PROVIDED TEXT:
_____

Crawling has many benefits as it is part of the natural developmental progress to standing, walking and running. A baby needs to learn to lift its body off the floor whilst on all fours and maintain that position. This helps to align the spine and develop the muscles of the back, hips and shoulder girdle in preparation for standing. 

 

Crawling is beneficial for many reasons which include social, emotional, motor, cognitive, sensory and personal (well being) factors. While crawling a baby will be able to connect with his parents in new ways. He can check to see where they are by turning around and looking back whilst crawling away. This develops a stronger 'self' identity and increases his independence. The baby will also be able to discover that things exist far away from him. He gains experience necessary to calibrate how far away an object really is, developing visual skills as well as perception e.g. the more crawling it takes to reach an object, the further away it is, and vice versa. He also learns how to navigate his environment and will learn from the environment as he notices and experiences new things.

 

Crawling helps to develop balance, strengthen muscle tone and develop eye-hand co-ordination. This is necessary for future reading writing and physical activities. Bilateral integration is improved through crawling as both hands, legs, eyes and ears are required to work in synchronisation, increasing left and right brain co-ordination. The crawling movement is repetitive and this stimulates brain activity to develop cognitive processes such as concentration, memory, comprehension and attention.

_____

SET OF TASKS:
1 > Answer these from the text on crawling:
(a) Which muscles does holding the body up on all fours help develop?
(b) What can a baby check by turning around and looking back while crawling away?
(c) Which cognitive processes does the repetitive crawling movement stimulate?
2 > Write out the text on crawling from "Crawling has many" to "preparation for standing.", switching "spine" to "backbone".

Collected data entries
_____

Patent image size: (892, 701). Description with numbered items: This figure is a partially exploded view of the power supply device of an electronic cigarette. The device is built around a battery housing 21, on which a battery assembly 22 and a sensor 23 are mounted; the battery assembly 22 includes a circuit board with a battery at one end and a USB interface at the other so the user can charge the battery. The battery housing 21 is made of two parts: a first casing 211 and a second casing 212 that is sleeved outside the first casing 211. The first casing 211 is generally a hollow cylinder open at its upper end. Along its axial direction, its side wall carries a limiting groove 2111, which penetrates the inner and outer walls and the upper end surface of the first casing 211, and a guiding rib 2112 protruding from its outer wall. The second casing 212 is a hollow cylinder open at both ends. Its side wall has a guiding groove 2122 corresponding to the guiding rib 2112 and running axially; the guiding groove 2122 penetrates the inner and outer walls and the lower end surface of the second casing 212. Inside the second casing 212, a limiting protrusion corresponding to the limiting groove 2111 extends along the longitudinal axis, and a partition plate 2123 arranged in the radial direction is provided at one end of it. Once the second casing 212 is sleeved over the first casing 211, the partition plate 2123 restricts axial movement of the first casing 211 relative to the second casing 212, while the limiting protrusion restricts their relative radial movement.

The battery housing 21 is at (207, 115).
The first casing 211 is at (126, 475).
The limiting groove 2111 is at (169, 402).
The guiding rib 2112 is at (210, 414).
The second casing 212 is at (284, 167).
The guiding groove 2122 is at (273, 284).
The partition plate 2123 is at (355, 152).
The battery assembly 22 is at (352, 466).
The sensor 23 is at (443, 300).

_____

RESULTS FOR EACH TASK:
1 >
(a) The muscles of the back, hips and shoulder girdle.
(b) Where his parents are.
(c) Concentration, memory, comprehension and attention.

2 >
Crawling has many benefits as it is part of the natural developmental progress to standing, walking and running. A baby needs to learn to lift its body off the floor whilst on all fours and maintain that position. This helps to align the backbone and develop the muscles of the back, hips and shoulder girdle in preparation for standing.